#### Task to carry out:
Return all lines with the word "subtitle" in them.

#### Task input:
==========

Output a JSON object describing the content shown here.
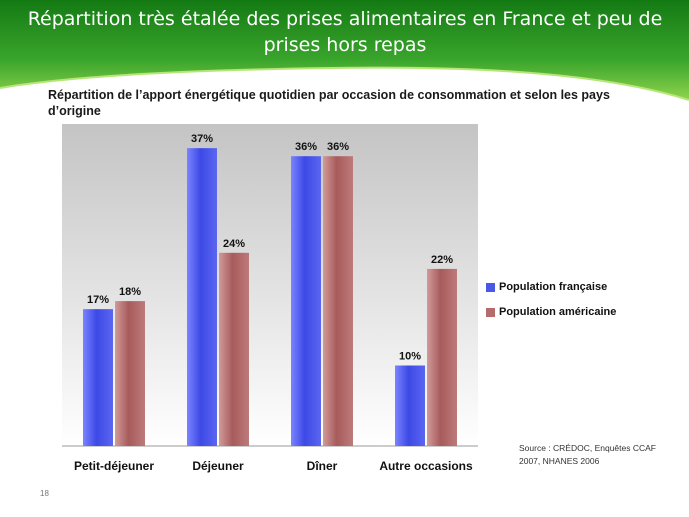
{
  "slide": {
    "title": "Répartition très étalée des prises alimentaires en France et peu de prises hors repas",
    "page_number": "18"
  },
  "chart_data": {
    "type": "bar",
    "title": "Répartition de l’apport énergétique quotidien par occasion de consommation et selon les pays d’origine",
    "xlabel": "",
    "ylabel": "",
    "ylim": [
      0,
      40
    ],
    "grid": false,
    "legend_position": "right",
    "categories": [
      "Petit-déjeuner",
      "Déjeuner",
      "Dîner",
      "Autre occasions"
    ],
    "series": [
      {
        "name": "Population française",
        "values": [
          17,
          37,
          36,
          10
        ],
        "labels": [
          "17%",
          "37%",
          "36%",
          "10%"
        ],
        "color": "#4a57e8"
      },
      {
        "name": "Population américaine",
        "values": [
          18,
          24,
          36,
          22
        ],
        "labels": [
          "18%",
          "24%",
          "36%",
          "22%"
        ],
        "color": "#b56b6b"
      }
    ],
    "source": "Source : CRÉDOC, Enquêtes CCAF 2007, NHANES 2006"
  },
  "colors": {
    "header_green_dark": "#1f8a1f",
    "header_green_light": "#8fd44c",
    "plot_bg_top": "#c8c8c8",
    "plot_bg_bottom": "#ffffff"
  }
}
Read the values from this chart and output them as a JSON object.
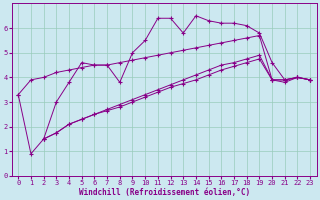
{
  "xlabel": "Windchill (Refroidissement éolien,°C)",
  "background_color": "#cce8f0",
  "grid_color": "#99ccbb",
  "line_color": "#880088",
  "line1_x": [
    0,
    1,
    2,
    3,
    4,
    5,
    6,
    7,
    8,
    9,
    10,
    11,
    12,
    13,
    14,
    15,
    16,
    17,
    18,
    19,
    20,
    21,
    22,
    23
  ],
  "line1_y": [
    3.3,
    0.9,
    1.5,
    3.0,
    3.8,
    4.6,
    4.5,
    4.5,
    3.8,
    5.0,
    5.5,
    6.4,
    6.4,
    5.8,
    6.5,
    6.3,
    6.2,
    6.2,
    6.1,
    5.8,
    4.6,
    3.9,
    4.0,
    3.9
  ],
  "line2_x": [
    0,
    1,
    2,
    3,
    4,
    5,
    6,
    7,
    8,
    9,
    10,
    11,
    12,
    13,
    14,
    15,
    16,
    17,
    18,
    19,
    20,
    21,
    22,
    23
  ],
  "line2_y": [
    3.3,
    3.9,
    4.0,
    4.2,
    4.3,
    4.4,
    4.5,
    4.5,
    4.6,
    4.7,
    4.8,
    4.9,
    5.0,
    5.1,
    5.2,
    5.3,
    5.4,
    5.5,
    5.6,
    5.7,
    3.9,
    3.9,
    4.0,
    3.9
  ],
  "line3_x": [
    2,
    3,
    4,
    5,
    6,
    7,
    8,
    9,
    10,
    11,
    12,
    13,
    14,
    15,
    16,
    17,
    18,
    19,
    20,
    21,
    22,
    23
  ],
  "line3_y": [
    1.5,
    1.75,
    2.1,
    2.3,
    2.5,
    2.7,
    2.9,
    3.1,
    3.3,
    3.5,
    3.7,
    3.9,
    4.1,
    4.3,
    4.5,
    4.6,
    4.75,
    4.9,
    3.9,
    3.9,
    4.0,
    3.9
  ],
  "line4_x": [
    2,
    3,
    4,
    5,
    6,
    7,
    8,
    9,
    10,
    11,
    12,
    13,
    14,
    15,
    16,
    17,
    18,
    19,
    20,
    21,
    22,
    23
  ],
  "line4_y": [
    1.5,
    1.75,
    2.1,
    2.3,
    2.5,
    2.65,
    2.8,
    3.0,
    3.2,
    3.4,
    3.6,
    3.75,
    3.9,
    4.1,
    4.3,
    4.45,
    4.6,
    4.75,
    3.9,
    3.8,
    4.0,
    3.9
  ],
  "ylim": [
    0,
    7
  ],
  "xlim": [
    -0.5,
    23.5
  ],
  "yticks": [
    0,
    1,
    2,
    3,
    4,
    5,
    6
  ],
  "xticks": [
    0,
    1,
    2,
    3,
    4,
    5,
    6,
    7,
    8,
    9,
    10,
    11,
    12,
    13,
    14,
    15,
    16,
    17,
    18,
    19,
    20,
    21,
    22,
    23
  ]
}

==========

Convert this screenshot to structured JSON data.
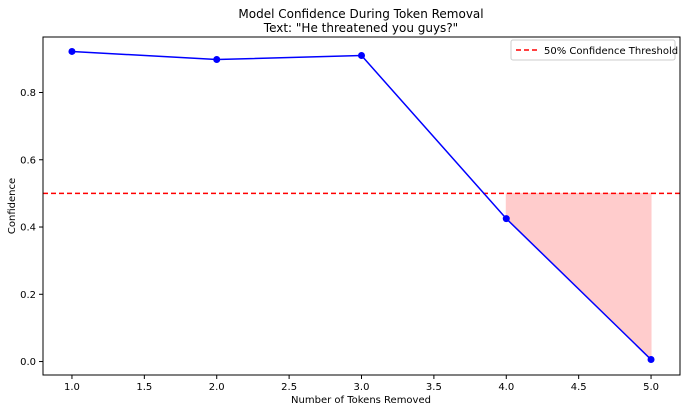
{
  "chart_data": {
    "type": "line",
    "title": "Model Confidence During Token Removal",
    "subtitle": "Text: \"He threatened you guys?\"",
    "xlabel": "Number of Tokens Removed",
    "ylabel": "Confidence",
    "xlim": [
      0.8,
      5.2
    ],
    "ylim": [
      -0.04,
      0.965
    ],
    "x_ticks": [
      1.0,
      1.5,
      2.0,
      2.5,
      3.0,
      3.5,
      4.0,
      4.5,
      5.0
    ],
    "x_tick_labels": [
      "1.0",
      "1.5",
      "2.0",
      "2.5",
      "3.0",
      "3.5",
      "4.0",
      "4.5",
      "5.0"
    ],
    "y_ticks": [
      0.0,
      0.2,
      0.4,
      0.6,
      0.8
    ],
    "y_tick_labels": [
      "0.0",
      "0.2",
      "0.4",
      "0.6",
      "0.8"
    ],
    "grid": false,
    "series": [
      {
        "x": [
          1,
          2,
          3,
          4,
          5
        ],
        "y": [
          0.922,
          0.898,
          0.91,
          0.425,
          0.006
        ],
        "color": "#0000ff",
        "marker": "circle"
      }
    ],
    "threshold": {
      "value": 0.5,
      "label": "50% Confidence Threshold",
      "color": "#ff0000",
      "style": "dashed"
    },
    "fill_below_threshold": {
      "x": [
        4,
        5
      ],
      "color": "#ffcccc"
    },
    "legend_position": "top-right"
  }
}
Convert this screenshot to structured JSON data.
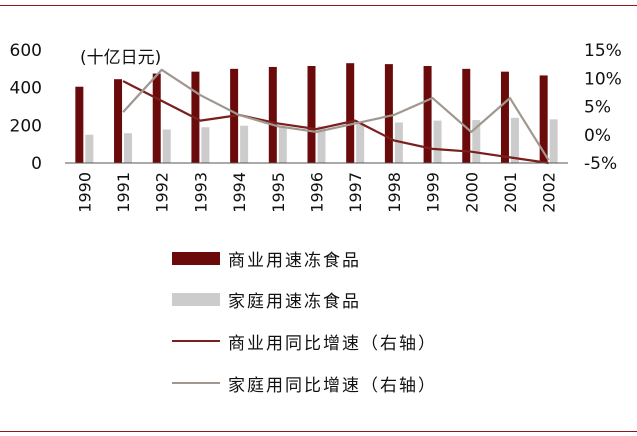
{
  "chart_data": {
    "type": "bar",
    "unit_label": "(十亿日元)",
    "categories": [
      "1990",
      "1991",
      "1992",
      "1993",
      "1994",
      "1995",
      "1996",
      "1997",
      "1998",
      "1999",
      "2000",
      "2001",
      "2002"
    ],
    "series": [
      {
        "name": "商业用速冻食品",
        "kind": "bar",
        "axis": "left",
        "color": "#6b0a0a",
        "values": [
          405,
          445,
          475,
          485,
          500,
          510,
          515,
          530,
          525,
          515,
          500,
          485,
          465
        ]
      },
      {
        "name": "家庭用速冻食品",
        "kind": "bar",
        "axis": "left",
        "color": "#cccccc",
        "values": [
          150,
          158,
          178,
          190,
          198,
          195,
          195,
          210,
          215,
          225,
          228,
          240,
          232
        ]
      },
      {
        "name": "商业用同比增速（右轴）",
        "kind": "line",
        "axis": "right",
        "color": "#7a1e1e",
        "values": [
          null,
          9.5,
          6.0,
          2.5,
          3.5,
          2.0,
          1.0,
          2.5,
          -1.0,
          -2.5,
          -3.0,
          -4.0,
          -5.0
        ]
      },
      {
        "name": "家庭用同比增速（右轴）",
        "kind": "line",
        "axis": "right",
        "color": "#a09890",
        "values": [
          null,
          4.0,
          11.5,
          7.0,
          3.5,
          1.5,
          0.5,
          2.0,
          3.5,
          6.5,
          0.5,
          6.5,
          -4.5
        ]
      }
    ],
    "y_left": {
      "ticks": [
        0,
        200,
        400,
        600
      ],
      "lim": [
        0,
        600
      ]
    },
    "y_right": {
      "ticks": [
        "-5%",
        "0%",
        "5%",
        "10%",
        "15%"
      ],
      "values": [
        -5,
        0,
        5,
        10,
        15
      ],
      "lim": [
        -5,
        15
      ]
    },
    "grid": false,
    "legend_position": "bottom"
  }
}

==========

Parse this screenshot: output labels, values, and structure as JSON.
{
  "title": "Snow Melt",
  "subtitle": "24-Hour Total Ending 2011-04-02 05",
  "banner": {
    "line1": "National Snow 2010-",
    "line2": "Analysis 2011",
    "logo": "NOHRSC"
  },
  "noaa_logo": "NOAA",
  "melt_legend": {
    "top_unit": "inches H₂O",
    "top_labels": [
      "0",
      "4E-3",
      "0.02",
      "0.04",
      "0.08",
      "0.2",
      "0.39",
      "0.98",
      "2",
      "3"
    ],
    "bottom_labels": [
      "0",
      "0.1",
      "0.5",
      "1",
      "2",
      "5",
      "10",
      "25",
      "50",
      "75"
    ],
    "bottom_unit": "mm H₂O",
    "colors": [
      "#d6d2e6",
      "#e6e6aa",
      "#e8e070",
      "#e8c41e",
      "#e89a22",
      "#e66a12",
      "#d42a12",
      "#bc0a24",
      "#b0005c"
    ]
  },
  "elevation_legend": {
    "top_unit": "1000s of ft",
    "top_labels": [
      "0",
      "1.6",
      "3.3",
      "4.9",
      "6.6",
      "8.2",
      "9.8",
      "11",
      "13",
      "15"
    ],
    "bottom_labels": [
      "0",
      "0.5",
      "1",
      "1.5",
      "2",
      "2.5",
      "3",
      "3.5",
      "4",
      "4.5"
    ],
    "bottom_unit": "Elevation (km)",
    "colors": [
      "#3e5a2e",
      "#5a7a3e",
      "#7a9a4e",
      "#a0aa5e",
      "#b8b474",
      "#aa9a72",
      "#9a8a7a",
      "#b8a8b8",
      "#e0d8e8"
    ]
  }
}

==========

#### Output of the exercise:
    "subtitle": "Text: \"He threatened you guys?\"",
  "subtitle": "24-Hour Total Ending 2011-04-02 05",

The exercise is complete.